**THE EXERCISE:** Restate exactly the lines below, from the one containing "Read out every word on this page." through the final line, and leave out the pictures.

**TASK MATERIAL:**
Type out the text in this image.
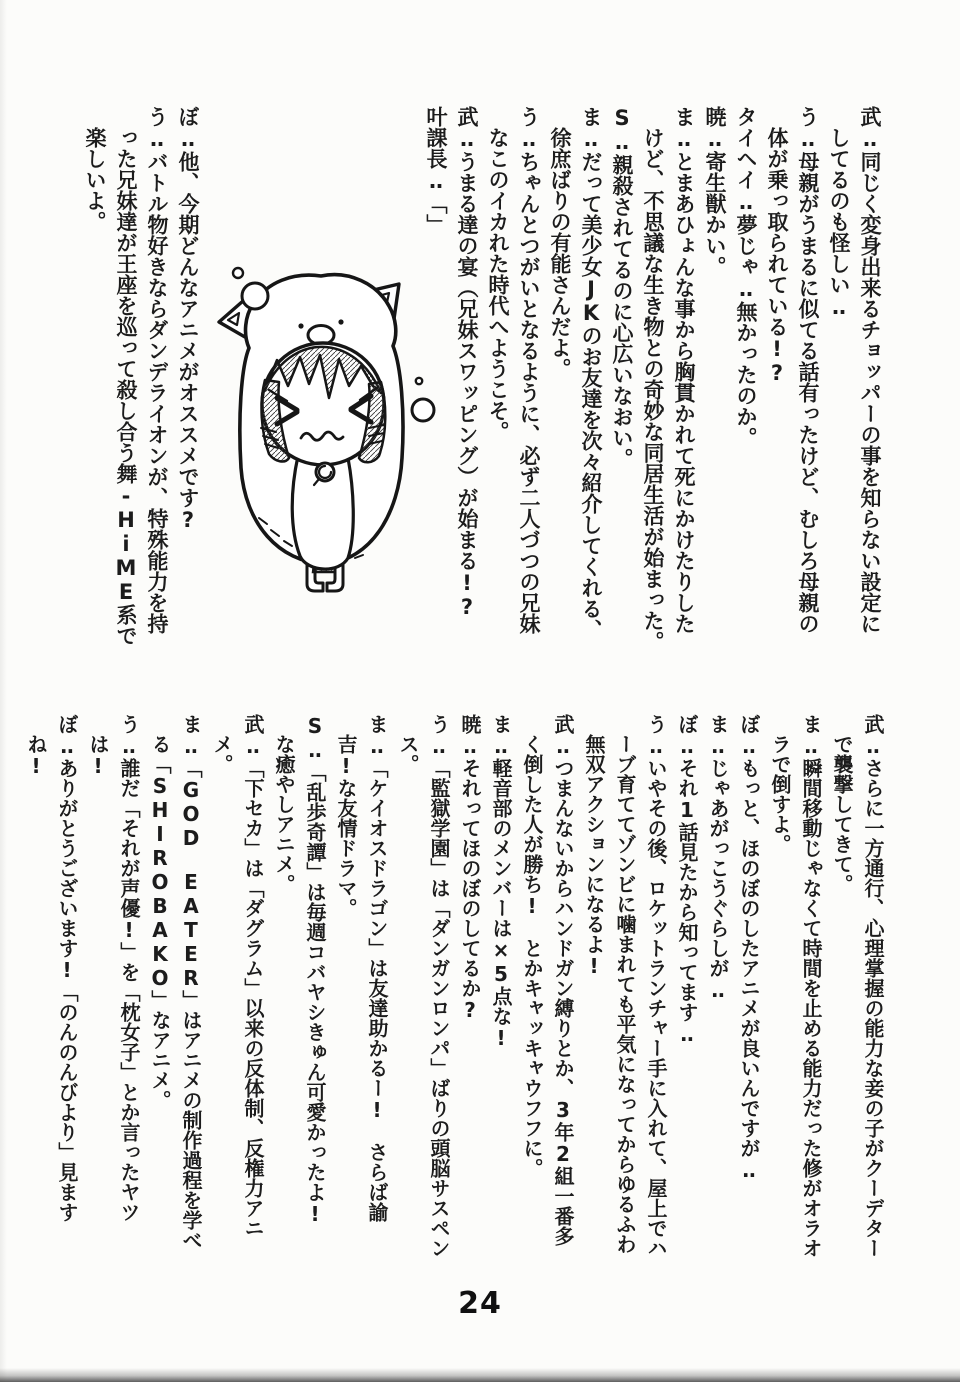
武‥同じく変身出来るチョッパーの事を知らない設定にしてるのも怪しい‥

う‥母親がうまるに似てる話有ったけど、むしろ母親の体が乗っ取られている!?

タイヘイ‥夢じゃ‥無かったのか。

暁‥寄生獣かい。

ま‥とまあひょんな事から胸貫かれて死にかけたりしたけど、不思議な生き物との奇妙な同居生活が始まった。

S‥親殺されてるのに心広いなおい。

ま‥だって美少女JKのお友達を次々紹介してくれる、徐庶ばりの有能さんだよ。

う‥ちゃんとつがいとなるように、必ず二人づつの兄妹なこのイカれた時代へようこそ。

武‥うまる達の宴（兄妹スワッピング）が始まる!?

叶課長‥「」

ぼ‥他、今期どんなアニメがオススメです?

う‥バトル物好きならダンデライオンが、特殊能力を持った兄妹達が王座を巡って殺し合う舞-HiME系で楽しいよ。

武‥さらに一方通行、心理掌握の能力な妾の子がクーデターで襲撃してきて。

ま‥瞬間移動じゃなくて時間を止める能力だった修がオラオラで倒すよ。

ぼ‥もっと、ほのぼのしたアニメが良いんですが‥

ま‥じゃあがっこうぐらしが‥

ぼ‥それ1話見たから知ってます‥

う‥いやその後、ロケットランチャー手に入れて、屋上でハーブ育ててゾンビに噛まれても平気になってからゆるふわ無双アクションになるよ!

武‥つまんないからハンドガン縛りとか、3年2組一番多く倒した人が勝ち!　とかキャッキャウフフに。

ま‥軽音部のメンバーは×5点な!

暁‥それってほのぼのしてるか?

う‥「監獄学園」は「ダンガンロンパ」ばりの頭脳サスペンス。

ま‥「ケイオスドラゴン」は友達助かるー!　さらば諭吉!な友情ドラマ。

S‥「乱歩奇譚」は毎週コバヤシきゅん可愛かったよ!　な癒やしアニメ。

武‥「下セカ」は「ダグラム」以来の反体制、反権力アニメ。

ま‥「GOD　EATER」はアニメの制作過程を学べる「SHIROBAKO」なアニメ。

う‥誰だ「それが声優!」を「枕女子」とか言ったヤツは!

ぼ‥ありがとうございます!「のんのんびより」見ますね!

24
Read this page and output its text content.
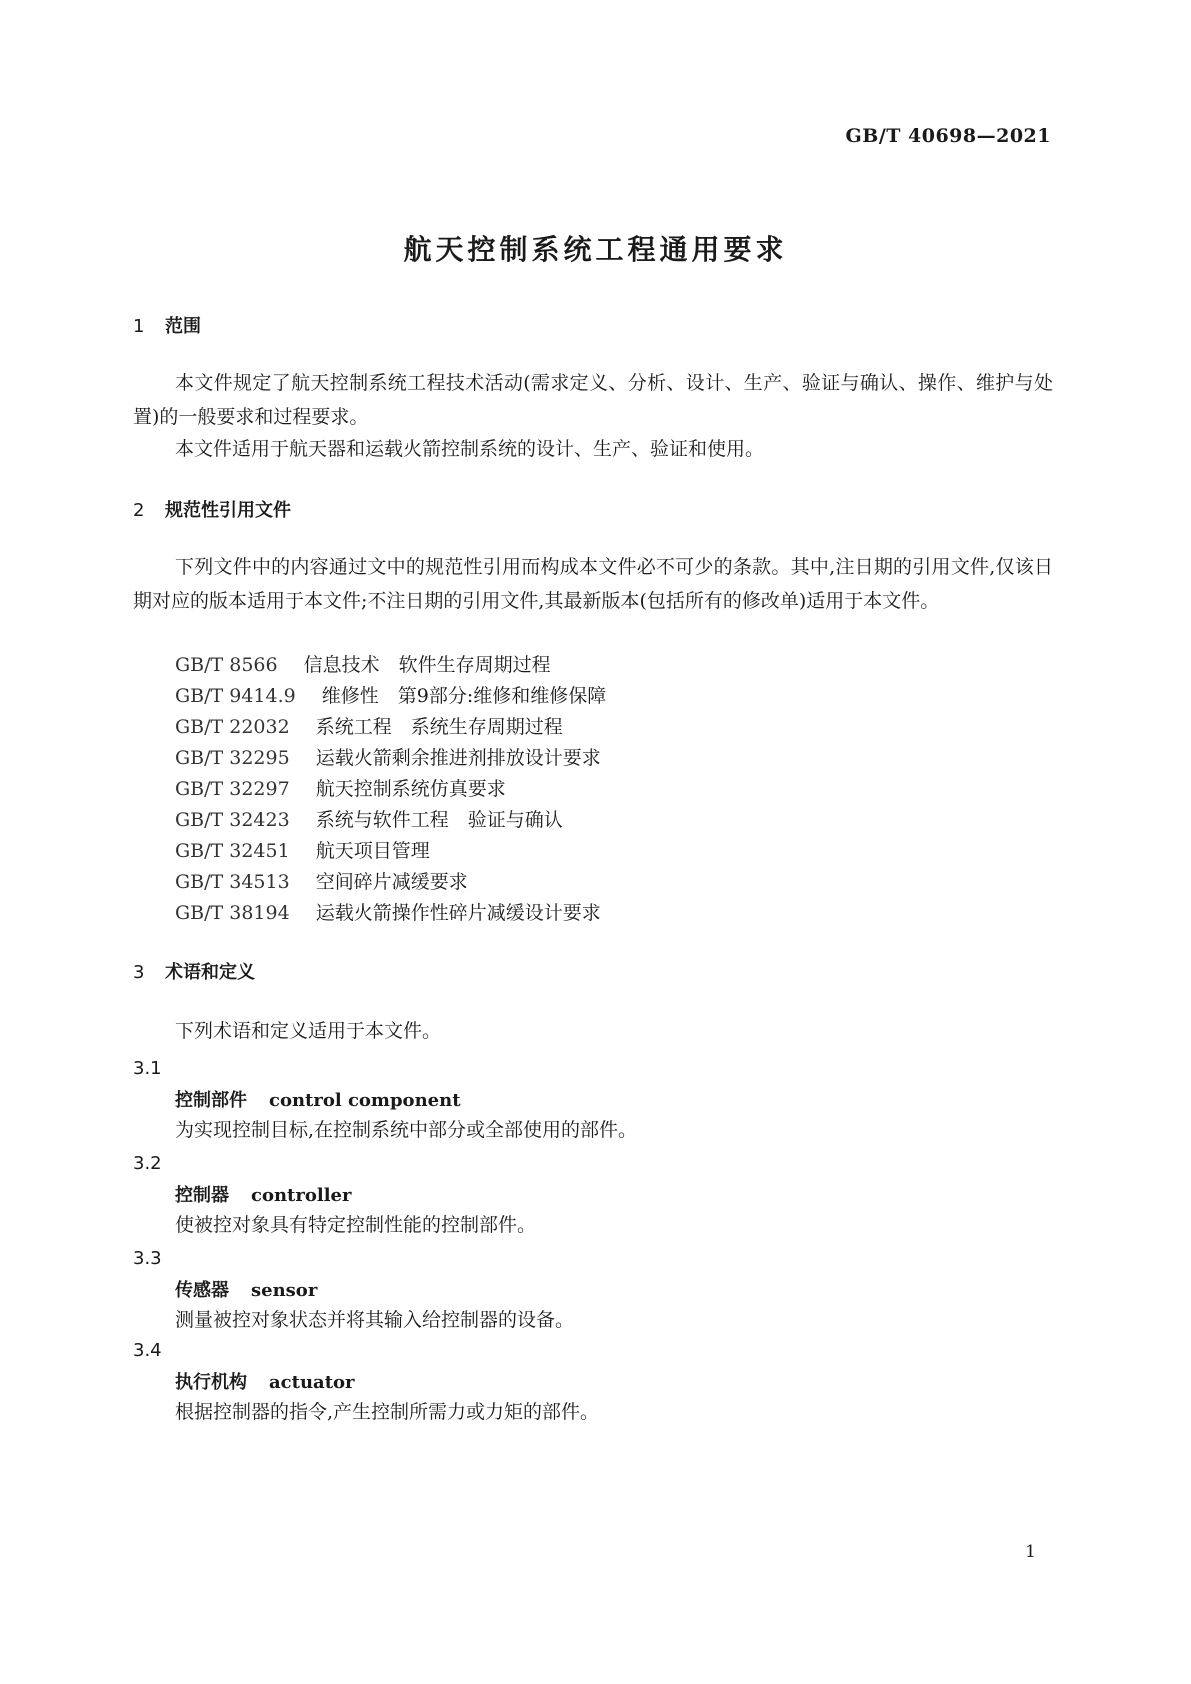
GB/T 40698—2021
航天控制系统工程通用要求
1 范围
本文件规定了航天控制系统工程技术活动(需求定义、分析、设计、生产、验证与确认、操作、维护与处置)的一般要求和过程要求。
本文件适用于航天器和运载火箭控制系统的设计、生产、验证和使用。
2 规范性引用文件
下列文件中的内容通过文中的规范性引用而构成本文件必不可少的条款。其中,注日期的引用文件,仅该日期对应的版本适用于本文件;不注日期的引用文件,其最新版本(包括所有的修改单)适用于本文件。
GB/T 8566 信息技术　软件生存周期过程
GB/T 9414.9 维修性　第9部分:维修和维修保障
GB/T 22032 系统工程　系统生存周期过程
GB/T 32295 运载火箭剩余推进剂排放设计要求
GB/T 32297 航天控制系统仿真要求
GB/T 32423 系统与软件工程　验证与确认
GB/T 32451 航天项目管理
GB/T 34513 空间碎片减缓要求
GB/T 38194 运载火箭操作性碎片减缓设计要求
3 术语和定义
下列术语和定义适用于本文件。
3.1
控制部件 control component
为实现控制目标,在控制系统中部分或全部使用的部件。
3.2
控制器 controller
使被控对象具有特定控制性能的控制部件。
3.3
传感器 sensor
测量被控对象状态并将其输入给控制器的设备。
3.4
执行机构 actuator
根据控制器的指令,产生控制所需力或力矩的部件。
1
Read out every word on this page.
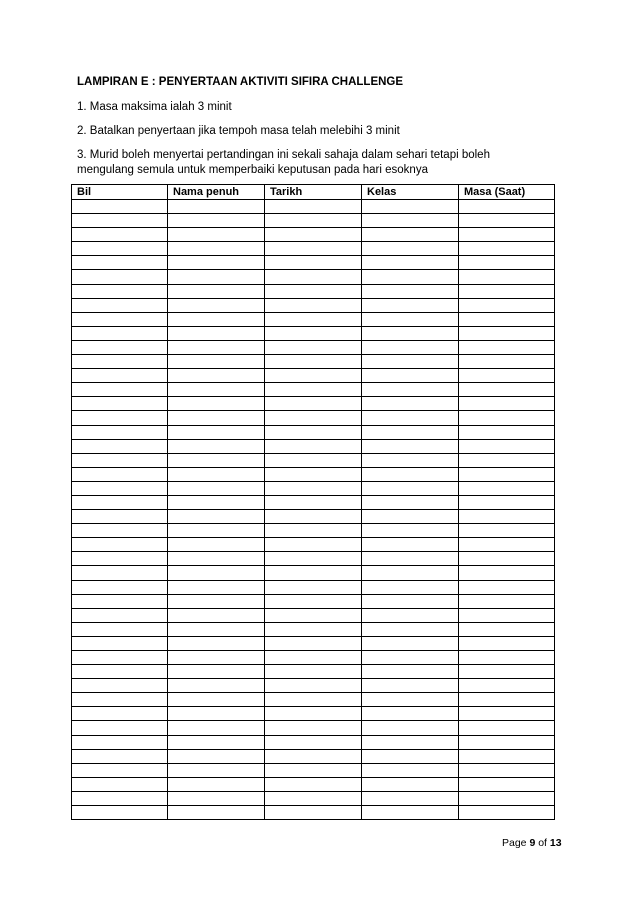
LAMPIRAN E : PENYERTAAN AKTIVITI SIFIRA CHALLENGE
1. Masa maksima ialah 3 minit
2. Batalkan penyertaan jika tempoh masa telah melebihi 3 minit
3. Murid boleh menyertai pertandingan ini sekali sahaja dalam sehari tetapi boleh
mengulang semula untuk memperbaiki keputusan pada hari esoknya
Bil	Nama penuh	Tarikh	Kelas	Masa (Saat)

Page 9 of 13
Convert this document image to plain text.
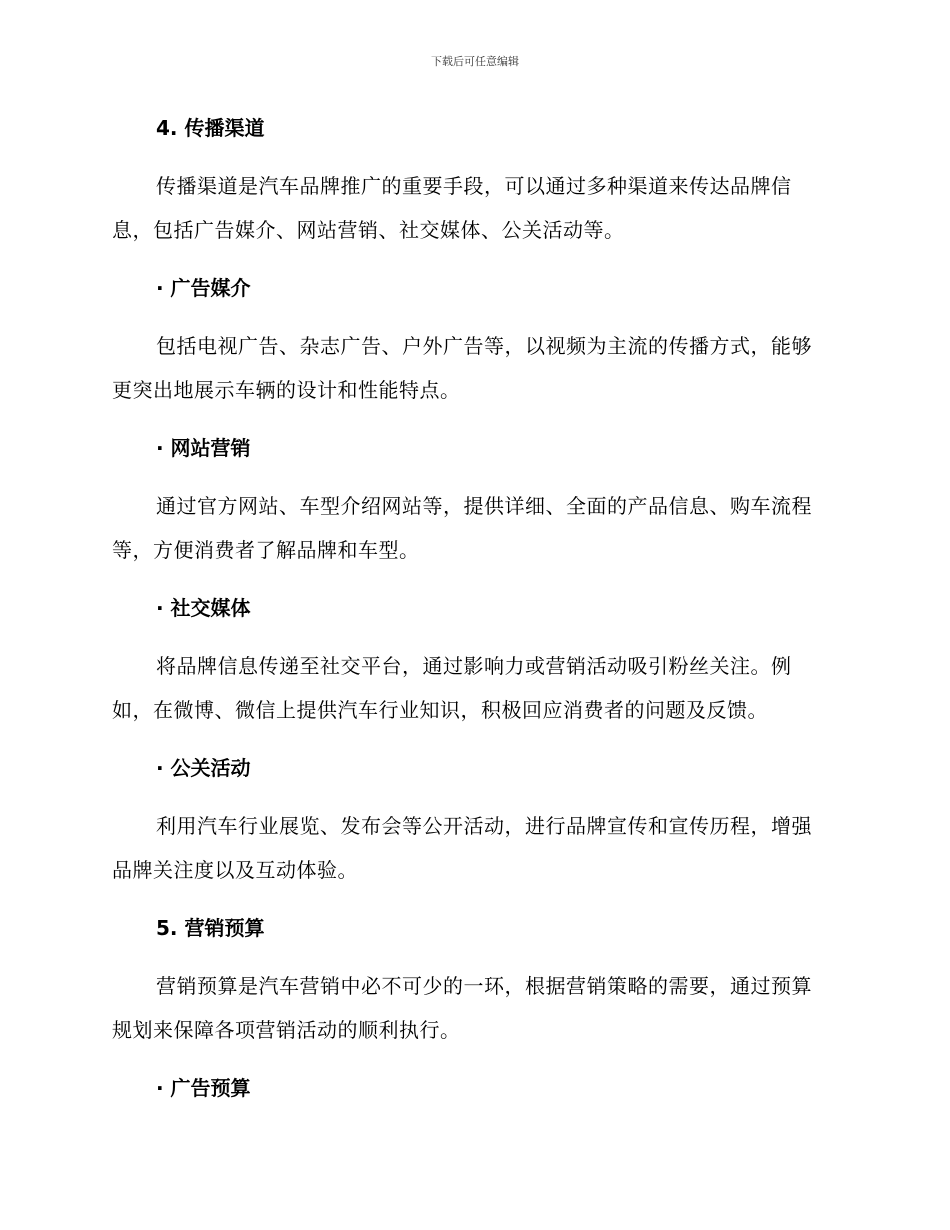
下载后可任意编辑
4. 传播渠道

传播渠道是汽车品牌推广的重要手段，可以通过多种渠道来传达品牌信息，包括广告媒介、网站营销、社交媒体、公关活动等。

· 广告媒介

包括电视广告、杂志广告、户外广告等，以视频为主流的传播方式，能够更突出地展示车辆的设计和性能特点。

· 网站营销

通过官方网站、车型介绍网站等，提供详细、全面的产品信息、购车流程等，方便消费者了解品牌和车型。

· 社交媒体

将品牌信息传递至社交平台，通过影响力或营销活动吸引粉丝关注。例如，在微博、微信上提供汽车行业知识，积极回应消费者的问题及反馈。

· 公关活动

利用汽车行业展览、发布会等公开活动，进行品牌宣传和宣传历程，增强品牌关注度以及互动体验。

5. 营销预算

营销预算是汽车营销中必不可少的一环，根据营销策略的需要，通过预算规划来保障各项营销活动的顺利执行。

· 广告预算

**RESPONSE BELOW:**
Read out every word on this page.
LAMPIRAN E : PENYERTAAN AKTIVITI SIFIRA CHALLENGE
1. Masa maksima ialah 3 minit
2. Batalkan penyertaan jika tempoh masa telah melebihi 3 minit
3. Murid boleh menyertai pertandingan ini sekali sahaja dalam sehari tetapi boleh
mengulang semula untuk memperbaiki keputusan pada hari esoknya
Bil	Nama penuh	Tarikh	Kelas	Masa (Saat)

Page 9 of 13
Convert this document image to plain text.
下载后可任意编辑
4. 传播渠道

传播渠道是汽车品牌推广的重要手段，可以通过多种渠道来传达品牌信息，包括广告媒介、网站营销、社交媒体、公关活动等。

· 广告媒介

包括电视广告、杂志广告、户外广告等，以视频为主流的传播方式，能够更突出地展示车辆的设计和性能特点。

· 网站营销

通过官方网站、车型介绍网站等，提供详细、全面的产品信息、购车流程等，方便消费者了解品牌和车型。

· 社交媒体

将品牌信息传递至社交平台，通过影响力或营销活动吸引粉丝关注。例如，在微博、微信上提供汽车行业知识，积极回应消费者的问题及反馈。

· 公关活动

利用汽车行业展览、发布会等公开活动，进行品牌宣传和宣传历程，增强品牌关注度以及互动体验。

5. 营销预算

营销预算是汽车营销中必不可少的一环，根据营销策略的需要，通过预算规划来保障各项营销活动的顺利执行。

· 广告预算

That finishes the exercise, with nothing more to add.